**WHAT THE TASK ASKS:**
In the following material, identify every line holding the string "name" and return it.

**Figure record extracts:**
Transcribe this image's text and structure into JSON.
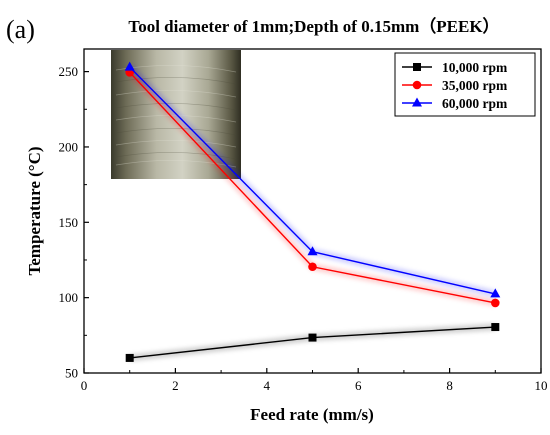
{
  "panel_label": "(a)",
  "chart_data": {
    "type": "line",
    "title": "Tool diameter of 1mm;Depth of 0.15mm（PEEK）",
    "xlabel": "Feed rate (mm/s)",
    "ylabel": "Temperature (°C)",
    "xlim": [
      0,
      10
    ],
    "ylim": [
      50,
      265
    ],
    "xticks": [
      0,
      2,
      4,
      6,
      8,
      10
    ],
    "yticks": [
      50,
      100,
      150,
      200,
      250
    ],
    "grid": false,
    "legend_position": "top-right",
    "inset_image": "machined surface photo (top-left inset)",
    "series": [
      {
        "name": "10,000 rpm",
        "color": "#000000",
        "marker": "square",
        "x": [
          1,
          5,
          9
        ],
        "y": [
          60,
          73.5,
          80.5
        ]
      },
      {
        "name": "35,000 rpm",
        "color": "#ff0000",
        "marker": "circle",
        "x": [
          1,
          5,
          9
        ],
        "y": [
          249.5,
          120.5,
          96.5
        ]
      },
      {
        "name": "60,000 rpm",
        "color": "#0000ff",
        "marker": "triangle",
        "x": [
          1,
          5,
          9
        ],
        "y": [
          253,
          130.5,
          102.5
        ]
      }
    ]
  }
}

**RESULT OF THIS TASK:**
        "name": "10,000 rpm",
        "name": "35,000 rpm",
        "name": "60,000 rpm",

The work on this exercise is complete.